Your task is to transcribe all the entries exactly, excluding pictures.

----------------

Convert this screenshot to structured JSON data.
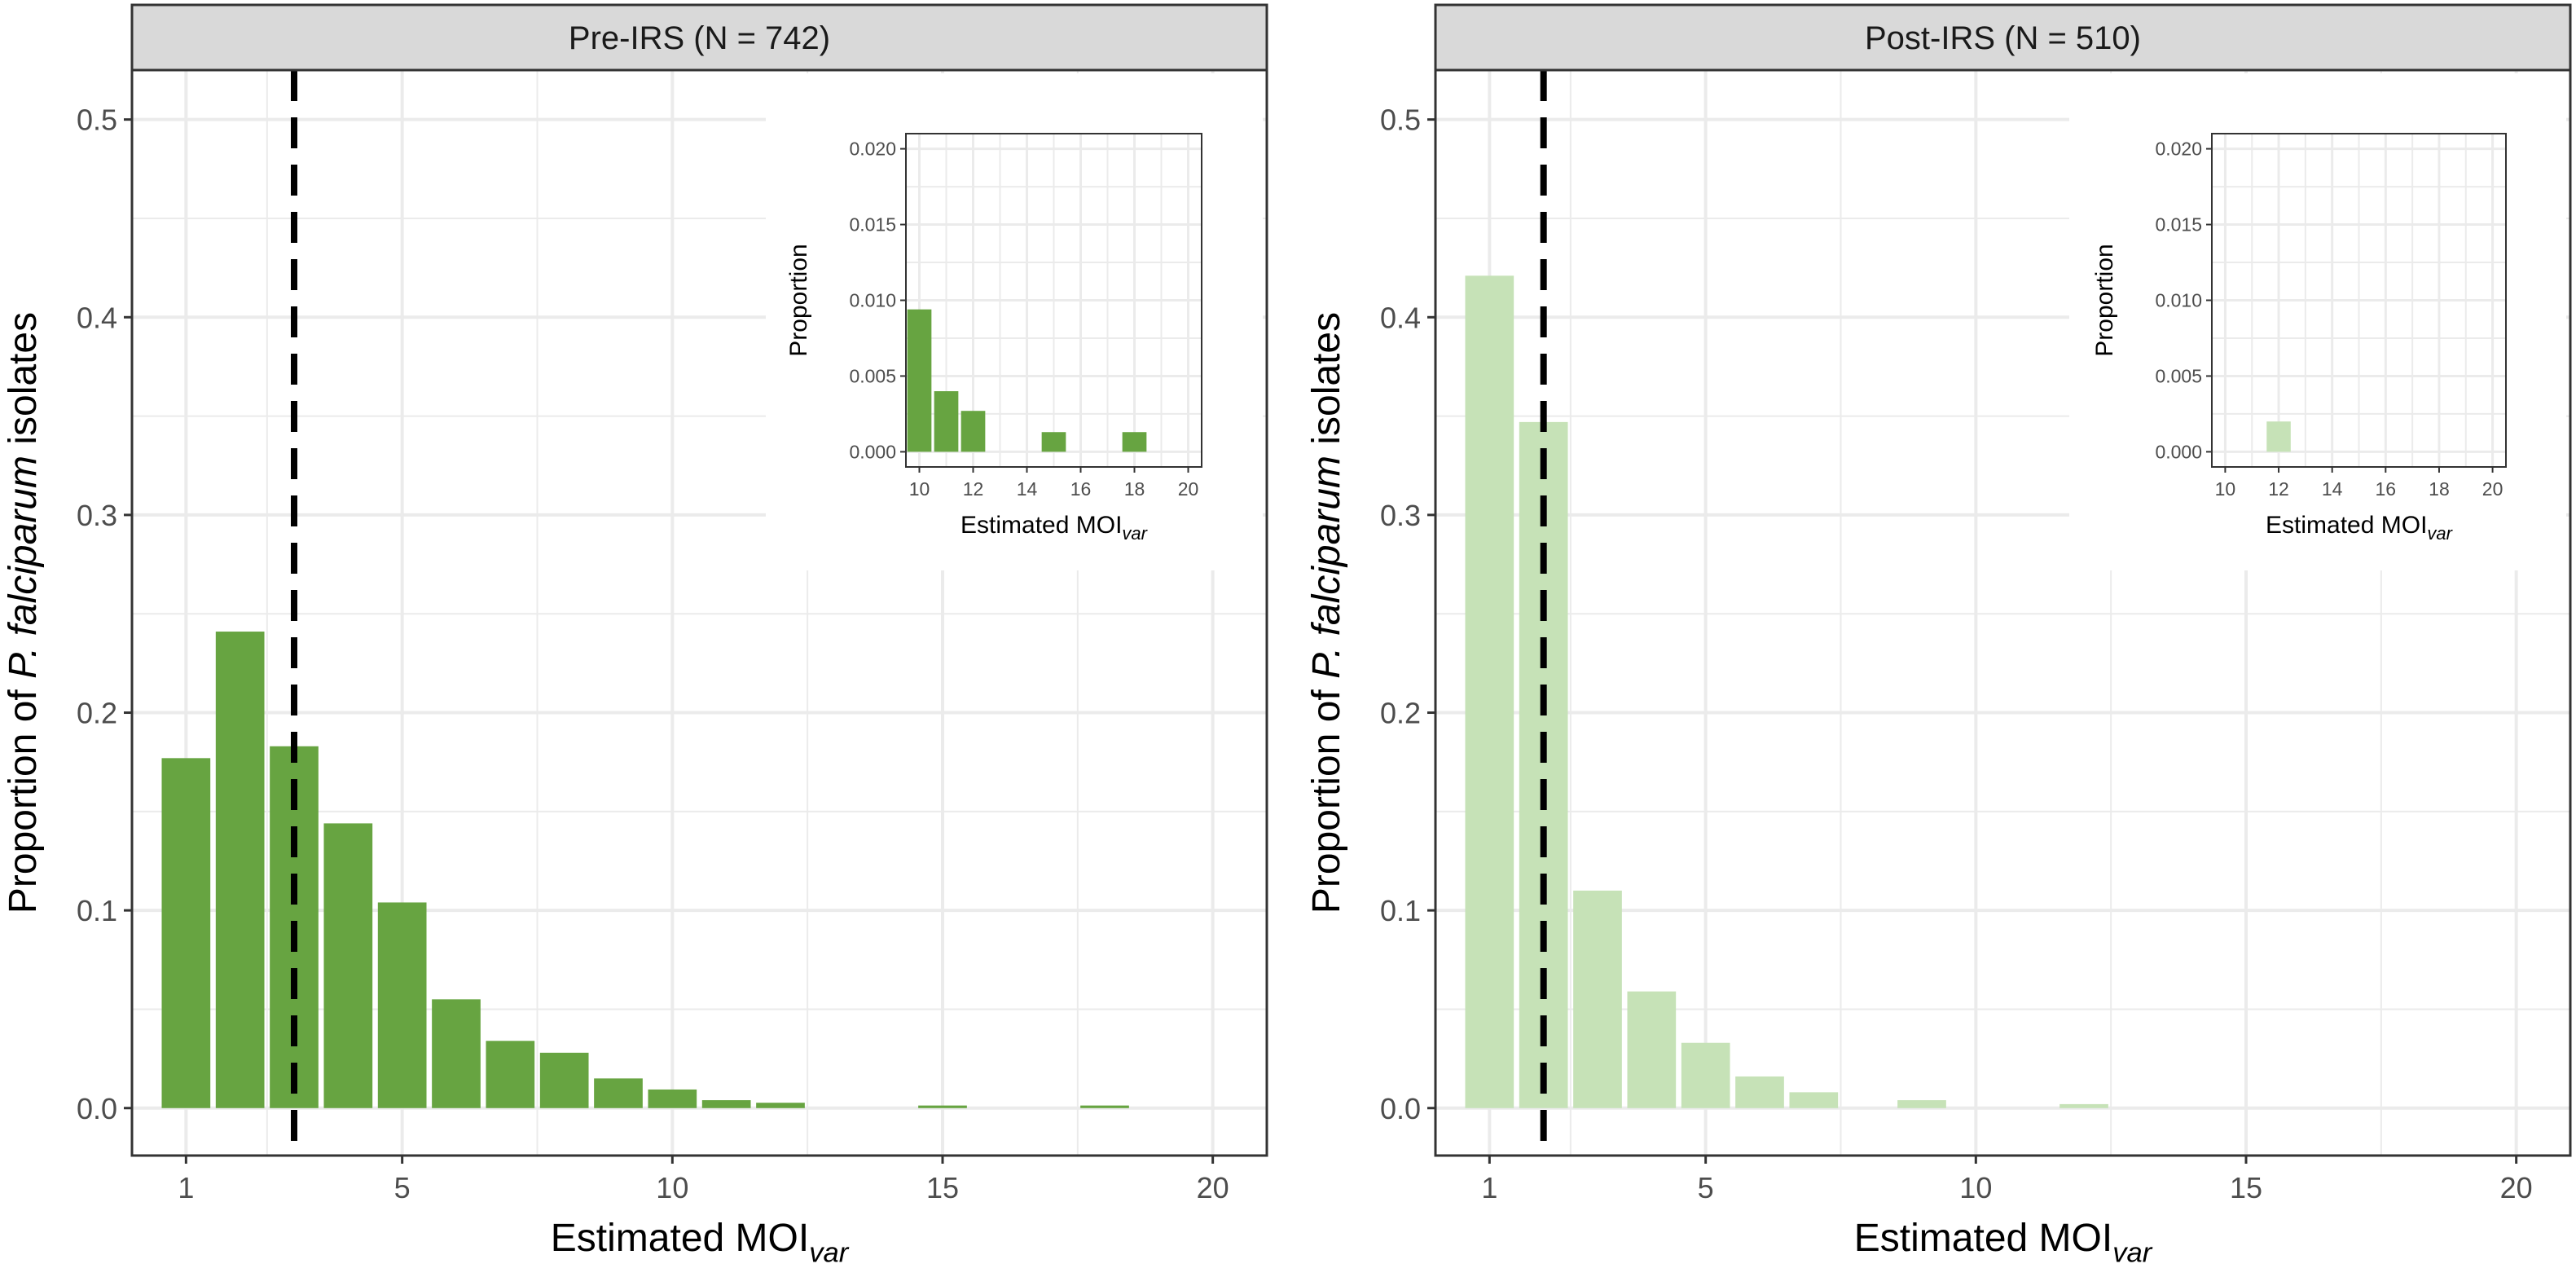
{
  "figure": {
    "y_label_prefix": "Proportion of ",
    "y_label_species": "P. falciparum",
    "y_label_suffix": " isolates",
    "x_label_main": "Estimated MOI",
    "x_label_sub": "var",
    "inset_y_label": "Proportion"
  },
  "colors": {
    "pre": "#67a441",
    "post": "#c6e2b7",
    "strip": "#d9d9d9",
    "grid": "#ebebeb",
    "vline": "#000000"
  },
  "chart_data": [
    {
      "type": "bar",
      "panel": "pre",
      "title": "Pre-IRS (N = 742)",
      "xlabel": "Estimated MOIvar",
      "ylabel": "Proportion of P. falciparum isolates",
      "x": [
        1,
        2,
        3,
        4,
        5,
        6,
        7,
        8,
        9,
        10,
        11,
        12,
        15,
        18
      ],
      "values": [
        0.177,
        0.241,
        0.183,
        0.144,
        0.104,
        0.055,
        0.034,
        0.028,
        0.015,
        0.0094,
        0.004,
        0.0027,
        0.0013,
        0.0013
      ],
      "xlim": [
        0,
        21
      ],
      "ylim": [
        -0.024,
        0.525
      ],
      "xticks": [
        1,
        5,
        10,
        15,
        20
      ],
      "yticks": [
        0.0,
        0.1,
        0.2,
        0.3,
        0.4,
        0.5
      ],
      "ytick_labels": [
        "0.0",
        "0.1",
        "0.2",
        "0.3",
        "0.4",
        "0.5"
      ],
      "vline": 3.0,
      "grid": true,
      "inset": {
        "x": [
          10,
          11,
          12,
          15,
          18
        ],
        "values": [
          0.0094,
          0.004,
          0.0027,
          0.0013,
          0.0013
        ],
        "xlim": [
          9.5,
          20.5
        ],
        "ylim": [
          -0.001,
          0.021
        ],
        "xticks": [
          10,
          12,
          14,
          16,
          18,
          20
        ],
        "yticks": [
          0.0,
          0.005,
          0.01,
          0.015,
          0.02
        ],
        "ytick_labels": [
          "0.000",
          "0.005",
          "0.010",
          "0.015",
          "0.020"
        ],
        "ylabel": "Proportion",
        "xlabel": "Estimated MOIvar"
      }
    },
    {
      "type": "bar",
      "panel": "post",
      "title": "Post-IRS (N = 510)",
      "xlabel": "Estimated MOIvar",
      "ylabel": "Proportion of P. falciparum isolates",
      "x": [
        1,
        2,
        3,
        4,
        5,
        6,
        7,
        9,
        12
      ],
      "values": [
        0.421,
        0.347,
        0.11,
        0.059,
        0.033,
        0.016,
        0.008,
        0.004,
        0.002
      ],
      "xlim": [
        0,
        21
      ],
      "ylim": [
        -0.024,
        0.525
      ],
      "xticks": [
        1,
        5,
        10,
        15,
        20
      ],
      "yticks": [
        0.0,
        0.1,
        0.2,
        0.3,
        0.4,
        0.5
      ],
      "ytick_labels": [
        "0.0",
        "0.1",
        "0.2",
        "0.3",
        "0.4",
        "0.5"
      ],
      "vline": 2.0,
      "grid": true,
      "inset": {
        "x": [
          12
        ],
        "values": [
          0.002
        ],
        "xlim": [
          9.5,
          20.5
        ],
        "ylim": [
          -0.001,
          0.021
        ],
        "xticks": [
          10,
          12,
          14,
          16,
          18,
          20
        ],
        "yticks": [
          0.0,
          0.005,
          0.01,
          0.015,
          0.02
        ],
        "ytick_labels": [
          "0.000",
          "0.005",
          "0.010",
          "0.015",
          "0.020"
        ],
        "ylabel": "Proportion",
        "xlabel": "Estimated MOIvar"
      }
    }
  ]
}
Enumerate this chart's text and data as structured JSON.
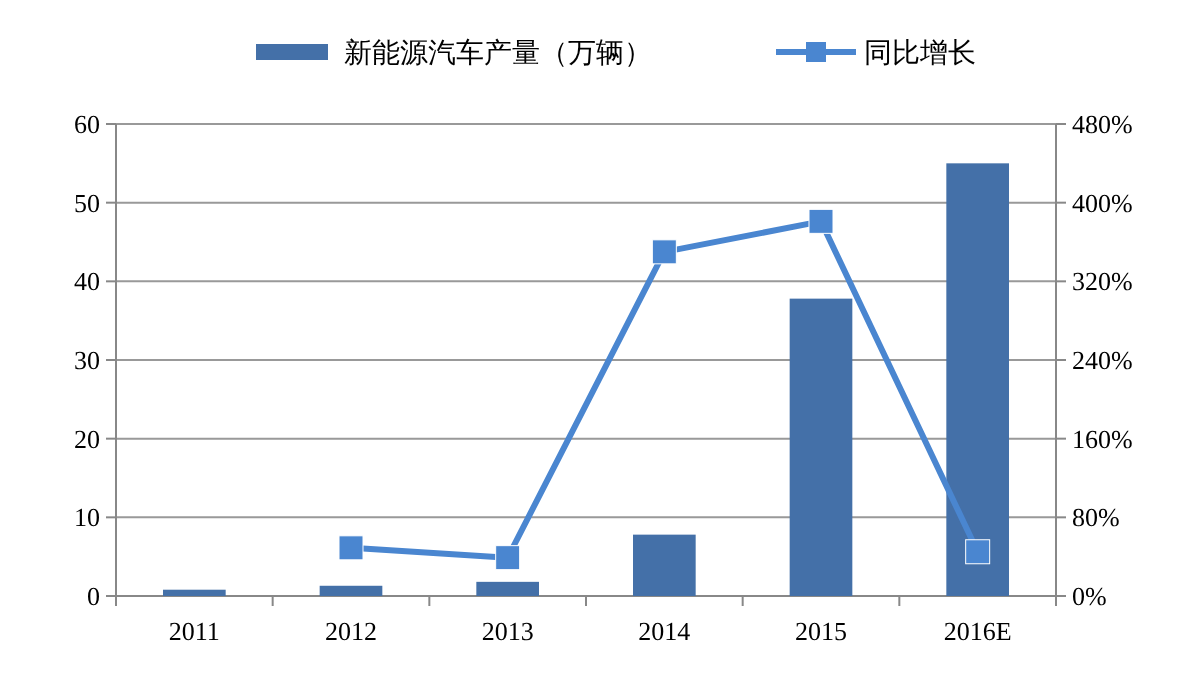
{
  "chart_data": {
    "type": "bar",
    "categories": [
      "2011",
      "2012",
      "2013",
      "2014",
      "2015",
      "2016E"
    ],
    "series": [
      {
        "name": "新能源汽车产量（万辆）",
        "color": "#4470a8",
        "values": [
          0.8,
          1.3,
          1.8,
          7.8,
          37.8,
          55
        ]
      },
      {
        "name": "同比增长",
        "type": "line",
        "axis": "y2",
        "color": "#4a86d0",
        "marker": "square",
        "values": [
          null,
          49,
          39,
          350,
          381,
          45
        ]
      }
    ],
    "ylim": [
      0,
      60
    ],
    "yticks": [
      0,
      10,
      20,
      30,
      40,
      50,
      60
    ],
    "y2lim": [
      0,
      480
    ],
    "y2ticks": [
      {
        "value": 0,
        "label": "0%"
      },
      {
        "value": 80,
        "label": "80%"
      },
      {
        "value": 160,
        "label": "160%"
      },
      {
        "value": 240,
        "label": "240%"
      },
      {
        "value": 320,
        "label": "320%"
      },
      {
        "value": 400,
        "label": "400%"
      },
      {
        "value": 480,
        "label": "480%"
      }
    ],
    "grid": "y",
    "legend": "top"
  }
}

----------------

# [Solution to this problem]
Convert this screenshot to structured JSON data.
{
  "figure": {
    "y_label_prefix": "Proportion of ",
    "y_label_species": "P. falciparum",
    "y_label_suffix": " isolates",
    "x_label_main": "Estimated MOI",
    "x_label_sub": "var",
    "inset_y_label": "Proportion"
  },
  "colors": {
    "pre": "#67a441",
    "post": "#c6e2b7",
    "strip": "#d9d9d9",
    "grid": "#ebebeb",
    "vline": "#000000"
  },
  "chart_data": [
    {
      "type": "bar",
      "panel": "pre",
      "title": "Pre-IRS (N = 742)",
      "xlabel": "Estimated MOIvar",
      "ylabel": "Proportion of P. falciparum isolates",
      "x": [
        1,
        2,
        3,
        4,
        5,
        6,
        7,
        8,
        9,
        10,
        11,
        12,
        15,
        18
      ],
      "values": [
        0.177,
        0.241,
        0.183,
        0.144,
        0.104,
        0.055,
        0.034,
        0.028,
        0.015,
        0.0094,
        0.004,
        0.0027,
        0.0013,
        0.0013
      ],
      "xlim": [
        0,
        21
      ],
      "ylim": [
        -0.024,
        0.525
      ],
      "xticks": [
        1,
        5,
        10,
        15,
        20
      ],
      "yticks": [
        0.0,
        0.1,
        0.2,
        0.3,
        0.4,
        0.5
      ],
      "ytick_labels": [
        "0.0",
        "0.1",
        "0.2",
        "0.3",
        "0.4",
        "0.5"
      ],
      "vline": 3.0,
      "grid": true,
      "inset": {
        "x": [
          10,
          11,
          12,
          15,
          18
        ],
        "values": [
          0.0094,
          0.004,
          0.0027,
          0.0013,
          0.0013
        ],
        "xlim": [
          9.5,
          20.5
        ],
        "ylim": [
          -0.001,
          0.021
        ],
        "xticks": [
          10,
          12,
          14,
          16,
          18,
          20
        ],
        "yticks": [
          0.0,
          0.005,
          0.01,
          0.015,
          0.02
        ],
        "ytick_labels": [
          "0.000",
          "0.005",
          "0.010",
          "0.015",
          "0.020"
        ],
        "ylabel": "Proportion",
        "xlabel": "Estimated MOIvar"
      }
    },
    {
      "type": "bar",
      "panel": "post",
      "title": "Post-IRS (N = 510)",
      "xlabel": "Estimated MOIvar",
      "ylabel": "Proportion of P. falciparum isolates",
      "x": [
        1,
        2,
        3,
        4,
        5,
        6,
        7,
        9,
        12
      ],
      "values": [
        0.421,
        0.347,
        0.11,
        0.059,
        0.033,
        0.016,
        0.008,
        0.004,
        0.002
      ],
      "xlim": [
        0,
        21
      ],
      "ylim": [
        -0.024,
        0.525
      ],
      "xticks": [
        1,
        5,
        10,
        15,
        20
      ],
      "yticks": [
        0.0,
        0.1,
        0.2,
        0.3,
        0.4,
        0.5
      ],
      "ytick_labels": [
        "0.0",
        "0.1",
        "0.2",
        "0.3",
        "0.4",
        "0.5"
      ],
      "vline": 2.0,
      "grid": true,
      "inset": {
        "x": [
          12
        ],
        "values": [
          0.002
        ],
        "xlim": [
          9.5,
          20.5
        ],
        "ylim": [
          -0.001,
          0.021
        ],
        "xticks": [
          10,
          12,
          14,
          16,
          18,
          20
        ],
        "yticks": [
          0.0,
          0.005,
          0.01,
          0.015,
          0.02
        ],
        "ytick_labels": [
          "0.000",
          "0.005",
          "0.010",
          "0.015",
          "0.020"
        ],
        "ylabel": "Proportion",
        "xlabel": "Estimated MOIvar"
      }
    }
  ]
}
Enumerate this chart's text and data as structured JSON.
{
  "chart_data": {
    "type": "bar",
    "categories": [
      "2011",
      "2012",
      "2013",
      "2014",
      "2015",
      "2016E"
    ],
    "series": [
      {
        "name": "新能源汽车产量（万辆）",
        "color": "#4470a8",
        "values": [
          0.8,
          1.3,
          1.8,
          7.8,
          37.8,
          55
        ]
      },
      {
        "name": "同比增长",
        "type": "line",
        "axis": "y2",
        "color": "#4a86d0",
        "marker": "square",
        "values": [
          null,
          49,
          39,
          350,
          381,
          45
        ]
      }
    ],
    "ylim": [
      0,
      60
    ],
    "yticks": [
      0,
      10,
      20,
      30,
      40,
      50,
      60
    ],
    "y2lim": [
      0,
      480
    ],
    "y2ticks": [
      {
        "value": 0,
        "label": "0%"
      },
      {
        "value": 80,
        "label": "80%"
      },
      {
        "value": 160,
        "label": "160%"
      },
      {
        "value": 240,
        "label": "240%"
      },
      {
        "value": 320,
        "label": "320%"
      },
      {
        "value": 400,
        "label": "400%"
      },
      {
        "value": 480,
        "label": "480%"
      }
    ],
    "grid": "y",
    "legend": "top"
  }
}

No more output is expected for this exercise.